— Start MATERIAL FOR THIS EXERCISE —
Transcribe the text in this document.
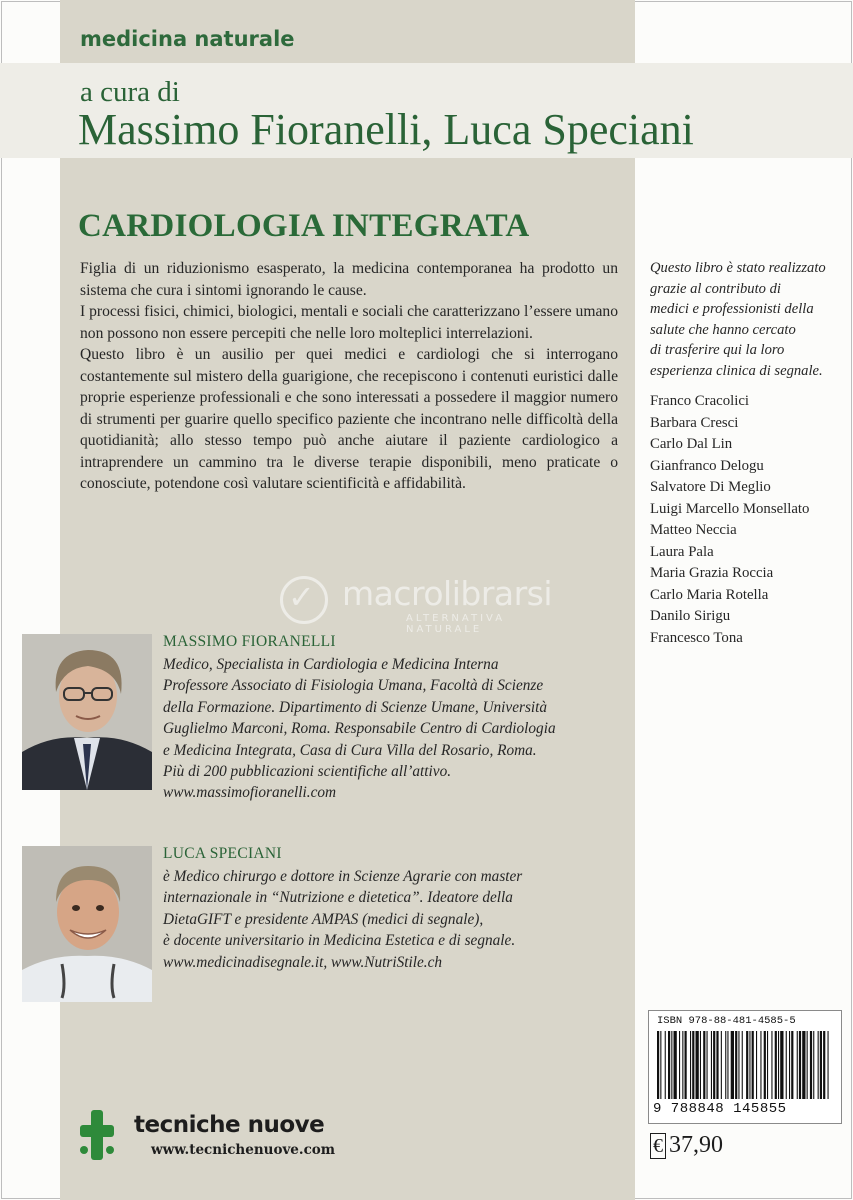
medicina naturale
a cura di
Massimo Fioranelli, Luca Speciani
CARDIOLOGIA INTEGRATA

Figlia di un riduzionismo esasperato, la medicina contemporanea ha prodotto un sistema che cura i sintomi ignorando le cause.

I processi fisici, chimici, biologici, mentali e sociali che caratterizzano l’essere umano non possono non essere percepiti che nelle loro molteplici interrelazioni.

Questo libro è un ausilio per quei medici e cardiologi che si interrogano costantemente sul mistero della guarigione, che recepiscono i contenuti euristici dalle proprie esperienze professionali e che sono interessati a possedere il maggior numero di strumenti per guarire quello specifico paziente che incontrano nelle difficoltà della quotidianità; allo stesso tempo può anche aiutare il paziente cardiologico a intraprendere un cammino tra le diverse terapie disponibili, meno praticate o conosciute, potendone così valutare scientificità e affidabilità.

✓ macrolibrarsi
ALTERNATIVA NATURALE
MASSIMO FIORANELLI
Medico, Specialista in Cardiologia e Medicina Interna
Professore Associato di Fisiologia Umana, Facoltà di Scienze
della Formazione. Dipartimento di Scienze Umane, Università
Guglielmo Marconi, Roma. Responsabile Centro di Cardiologia
e Medicina Integrata, Casa di Cura Villa del Rosario, Roma.
Più di 200 pubblicazioni scientifiche all’attivo.
www.massimofioranelli.com
LUCA SPECIANI
è Medico chirurgo e dottore in Scienze Agrarie con master
internazionale in “Nutrizione e dietetica”. Ideatore della
DietaGIFT e presidente AMPAS (medici di segnale),
è docente universitario in Medicina Estetica e di segnale.
www.medicinadisegnale.it, www.NutriStile.ch
Questo libro è stato realizzato
grazie al contributo di
medici e professionisti della
salute che hanno cercato
di trasferire qui la loro
esperienza clinica di segnale.
Franco Cracolici
Barbara Cresci
Carlo Dal Lin
Gianfranco Delogu
Salvatore Di Meglio
Luigi Marcello Monsellato
Matteo Neccia
Laura Pala
Maria Grazia Roccia
Carlo Maria Rotella
Danilo Sirigu
Francesco Tona
tecniche nuove
www.tecnichenuove.com
ISBN 978-88-481-4585-5
9 788848 145855
€ 37,90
— End MATERIAL FOR THIS EXERCISE —
# GIVEN REQUEST:
Copy all lines above containing the string "Questo".

# SOLUTION BELOW:
Questo libro è un ausilio per quei medici e cardiologi che si interrogano costantemente sul mistero della guarigione, che recepiscono i contenuti euristici dalle proprie esperienze professionali e che sono interessati a possedere il maggior numero di strumenti per guarire quello specifico paziente che incontrano nelle difficoltà della quotidianità; allo stesso tempo può anche aiutare il paziente cardiologico a intraprendere un cammino tra le diverse terapie disponibili, meno praticate o conosciute, potendone così valutare scientificità e affidabilità.
Questo libro è stato realizzato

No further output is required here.